> _Goal of the exercise_:
Find how many lines of the listing below include the word "temperaturas", then report the number by itself.

--- Given data ---

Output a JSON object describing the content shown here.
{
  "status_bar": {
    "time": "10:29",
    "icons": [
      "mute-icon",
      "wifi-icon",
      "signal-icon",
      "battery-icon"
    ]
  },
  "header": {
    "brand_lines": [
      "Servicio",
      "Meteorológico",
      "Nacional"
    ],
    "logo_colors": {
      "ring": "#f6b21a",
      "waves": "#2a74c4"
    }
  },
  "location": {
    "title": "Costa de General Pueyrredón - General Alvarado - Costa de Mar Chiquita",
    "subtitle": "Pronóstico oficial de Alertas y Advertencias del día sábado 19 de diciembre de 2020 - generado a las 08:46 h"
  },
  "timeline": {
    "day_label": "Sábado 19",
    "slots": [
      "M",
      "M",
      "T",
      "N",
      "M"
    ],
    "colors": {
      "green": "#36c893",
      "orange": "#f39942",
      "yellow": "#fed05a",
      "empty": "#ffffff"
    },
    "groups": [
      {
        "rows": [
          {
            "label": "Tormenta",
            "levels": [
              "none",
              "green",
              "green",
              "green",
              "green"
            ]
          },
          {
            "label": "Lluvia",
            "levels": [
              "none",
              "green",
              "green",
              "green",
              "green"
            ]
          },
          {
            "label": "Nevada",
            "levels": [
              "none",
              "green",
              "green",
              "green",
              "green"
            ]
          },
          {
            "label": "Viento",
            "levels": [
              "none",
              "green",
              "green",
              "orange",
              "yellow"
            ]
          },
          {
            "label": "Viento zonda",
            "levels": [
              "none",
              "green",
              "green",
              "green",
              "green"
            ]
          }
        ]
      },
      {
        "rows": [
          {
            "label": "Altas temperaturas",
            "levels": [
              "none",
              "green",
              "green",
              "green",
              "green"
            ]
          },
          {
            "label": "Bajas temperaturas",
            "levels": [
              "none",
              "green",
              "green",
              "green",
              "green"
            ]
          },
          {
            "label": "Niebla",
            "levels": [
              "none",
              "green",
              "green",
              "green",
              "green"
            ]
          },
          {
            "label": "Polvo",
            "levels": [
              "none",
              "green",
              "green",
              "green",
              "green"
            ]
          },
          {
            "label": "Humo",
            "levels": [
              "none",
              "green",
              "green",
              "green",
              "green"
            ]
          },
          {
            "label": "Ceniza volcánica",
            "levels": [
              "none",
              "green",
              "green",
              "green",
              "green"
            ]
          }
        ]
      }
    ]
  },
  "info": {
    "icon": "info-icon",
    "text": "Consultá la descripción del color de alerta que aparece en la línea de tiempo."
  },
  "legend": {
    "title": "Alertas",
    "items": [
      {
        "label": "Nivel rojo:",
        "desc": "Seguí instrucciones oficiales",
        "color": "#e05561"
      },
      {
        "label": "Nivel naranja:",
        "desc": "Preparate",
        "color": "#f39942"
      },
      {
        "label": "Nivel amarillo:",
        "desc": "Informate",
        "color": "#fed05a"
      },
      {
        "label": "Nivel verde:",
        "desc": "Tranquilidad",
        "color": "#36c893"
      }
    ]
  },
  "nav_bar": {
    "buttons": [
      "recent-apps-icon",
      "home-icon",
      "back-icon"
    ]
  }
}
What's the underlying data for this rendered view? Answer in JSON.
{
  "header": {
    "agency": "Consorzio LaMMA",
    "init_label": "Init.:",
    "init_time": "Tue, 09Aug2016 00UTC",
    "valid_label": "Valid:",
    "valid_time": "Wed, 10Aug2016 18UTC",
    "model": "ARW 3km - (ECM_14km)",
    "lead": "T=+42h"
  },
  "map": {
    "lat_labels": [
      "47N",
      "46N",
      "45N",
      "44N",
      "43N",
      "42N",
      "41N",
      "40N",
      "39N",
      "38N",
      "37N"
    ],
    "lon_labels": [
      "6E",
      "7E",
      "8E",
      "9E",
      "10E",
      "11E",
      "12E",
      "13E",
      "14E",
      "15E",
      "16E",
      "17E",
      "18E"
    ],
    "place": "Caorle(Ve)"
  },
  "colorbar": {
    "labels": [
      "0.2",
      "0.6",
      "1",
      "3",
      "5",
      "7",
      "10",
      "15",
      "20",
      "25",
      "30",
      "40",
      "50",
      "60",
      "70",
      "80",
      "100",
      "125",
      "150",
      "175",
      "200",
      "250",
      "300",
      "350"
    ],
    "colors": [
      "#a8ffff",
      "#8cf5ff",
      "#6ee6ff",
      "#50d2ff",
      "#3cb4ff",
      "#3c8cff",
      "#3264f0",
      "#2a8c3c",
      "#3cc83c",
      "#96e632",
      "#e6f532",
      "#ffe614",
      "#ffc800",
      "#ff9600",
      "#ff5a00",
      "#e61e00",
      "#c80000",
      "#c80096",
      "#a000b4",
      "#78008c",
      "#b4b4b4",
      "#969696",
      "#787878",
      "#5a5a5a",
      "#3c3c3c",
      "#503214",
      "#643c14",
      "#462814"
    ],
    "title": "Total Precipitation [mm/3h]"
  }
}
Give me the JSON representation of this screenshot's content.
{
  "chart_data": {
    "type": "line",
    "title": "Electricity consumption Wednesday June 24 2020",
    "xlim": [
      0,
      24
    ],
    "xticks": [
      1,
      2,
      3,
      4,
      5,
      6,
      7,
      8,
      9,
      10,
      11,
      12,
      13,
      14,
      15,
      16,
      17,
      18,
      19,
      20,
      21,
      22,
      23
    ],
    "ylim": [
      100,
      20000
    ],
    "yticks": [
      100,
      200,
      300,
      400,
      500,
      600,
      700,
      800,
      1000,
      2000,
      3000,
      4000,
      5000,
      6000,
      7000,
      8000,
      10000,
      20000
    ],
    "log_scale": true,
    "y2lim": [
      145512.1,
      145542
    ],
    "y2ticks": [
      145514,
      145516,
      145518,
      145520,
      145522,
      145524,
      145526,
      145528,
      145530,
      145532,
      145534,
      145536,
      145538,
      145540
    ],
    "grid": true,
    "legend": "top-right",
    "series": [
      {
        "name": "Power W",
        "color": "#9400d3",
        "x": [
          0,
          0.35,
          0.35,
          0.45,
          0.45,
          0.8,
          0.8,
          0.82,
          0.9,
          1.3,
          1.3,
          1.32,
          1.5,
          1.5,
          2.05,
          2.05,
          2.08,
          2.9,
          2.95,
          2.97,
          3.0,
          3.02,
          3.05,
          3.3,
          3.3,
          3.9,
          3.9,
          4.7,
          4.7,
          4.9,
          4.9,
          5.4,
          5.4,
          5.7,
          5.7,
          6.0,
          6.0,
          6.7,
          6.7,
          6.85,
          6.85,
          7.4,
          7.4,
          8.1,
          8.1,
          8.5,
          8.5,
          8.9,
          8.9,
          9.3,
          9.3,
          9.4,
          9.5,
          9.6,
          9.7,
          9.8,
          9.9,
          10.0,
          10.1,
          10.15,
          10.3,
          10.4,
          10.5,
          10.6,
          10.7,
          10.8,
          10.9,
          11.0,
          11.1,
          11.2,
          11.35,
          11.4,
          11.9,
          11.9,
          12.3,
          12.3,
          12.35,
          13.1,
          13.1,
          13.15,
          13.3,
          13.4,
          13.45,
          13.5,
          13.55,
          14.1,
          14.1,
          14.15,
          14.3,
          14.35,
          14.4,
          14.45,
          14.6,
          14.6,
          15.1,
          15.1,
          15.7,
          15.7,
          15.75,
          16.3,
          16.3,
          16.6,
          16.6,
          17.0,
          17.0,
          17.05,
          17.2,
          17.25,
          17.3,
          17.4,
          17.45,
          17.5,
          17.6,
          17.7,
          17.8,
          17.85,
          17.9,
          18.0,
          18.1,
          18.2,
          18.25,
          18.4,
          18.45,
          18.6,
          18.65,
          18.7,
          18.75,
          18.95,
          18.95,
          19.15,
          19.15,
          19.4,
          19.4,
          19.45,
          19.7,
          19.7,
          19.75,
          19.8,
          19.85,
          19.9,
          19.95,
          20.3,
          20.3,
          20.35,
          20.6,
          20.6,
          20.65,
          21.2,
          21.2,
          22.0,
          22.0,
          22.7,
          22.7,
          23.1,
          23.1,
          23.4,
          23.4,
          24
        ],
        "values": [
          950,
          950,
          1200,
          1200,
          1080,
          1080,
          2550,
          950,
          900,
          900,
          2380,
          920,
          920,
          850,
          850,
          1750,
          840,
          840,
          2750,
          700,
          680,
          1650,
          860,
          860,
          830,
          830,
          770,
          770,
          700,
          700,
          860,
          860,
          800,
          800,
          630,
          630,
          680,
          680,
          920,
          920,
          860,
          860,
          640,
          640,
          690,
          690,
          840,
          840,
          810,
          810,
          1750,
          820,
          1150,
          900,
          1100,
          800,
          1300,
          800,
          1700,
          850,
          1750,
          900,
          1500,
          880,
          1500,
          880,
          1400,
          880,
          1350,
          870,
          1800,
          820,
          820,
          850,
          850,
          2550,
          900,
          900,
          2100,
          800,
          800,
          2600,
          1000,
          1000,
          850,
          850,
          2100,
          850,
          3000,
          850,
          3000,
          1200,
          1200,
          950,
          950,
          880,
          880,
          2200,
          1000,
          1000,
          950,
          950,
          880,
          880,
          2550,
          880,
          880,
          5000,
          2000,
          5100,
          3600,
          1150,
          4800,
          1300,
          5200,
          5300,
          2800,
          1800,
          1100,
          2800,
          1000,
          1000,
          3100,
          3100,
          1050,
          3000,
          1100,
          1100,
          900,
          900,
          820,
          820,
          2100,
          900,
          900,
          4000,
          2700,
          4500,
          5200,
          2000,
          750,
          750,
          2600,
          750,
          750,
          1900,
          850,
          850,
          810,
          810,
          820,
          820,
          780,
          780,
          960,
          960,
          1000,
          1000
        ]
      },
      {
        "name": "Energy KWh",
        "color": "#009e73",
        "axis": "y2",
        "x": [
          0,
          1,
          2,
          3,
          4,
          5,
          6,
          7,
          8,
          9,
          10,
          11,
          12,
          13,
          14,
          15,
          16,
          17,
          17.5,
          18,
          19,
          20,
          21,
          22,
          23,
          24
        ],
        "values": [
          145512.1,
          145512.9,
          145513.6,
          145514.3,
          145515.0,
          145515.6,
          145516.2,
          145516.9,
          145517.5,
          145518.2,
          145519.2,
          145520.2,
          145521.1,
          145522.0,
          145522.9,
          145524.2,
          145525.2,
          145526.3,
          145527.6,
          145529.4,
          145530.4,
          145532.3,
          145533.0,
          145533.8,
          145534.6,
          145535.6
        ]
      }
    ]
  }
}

---

> _Response_:
2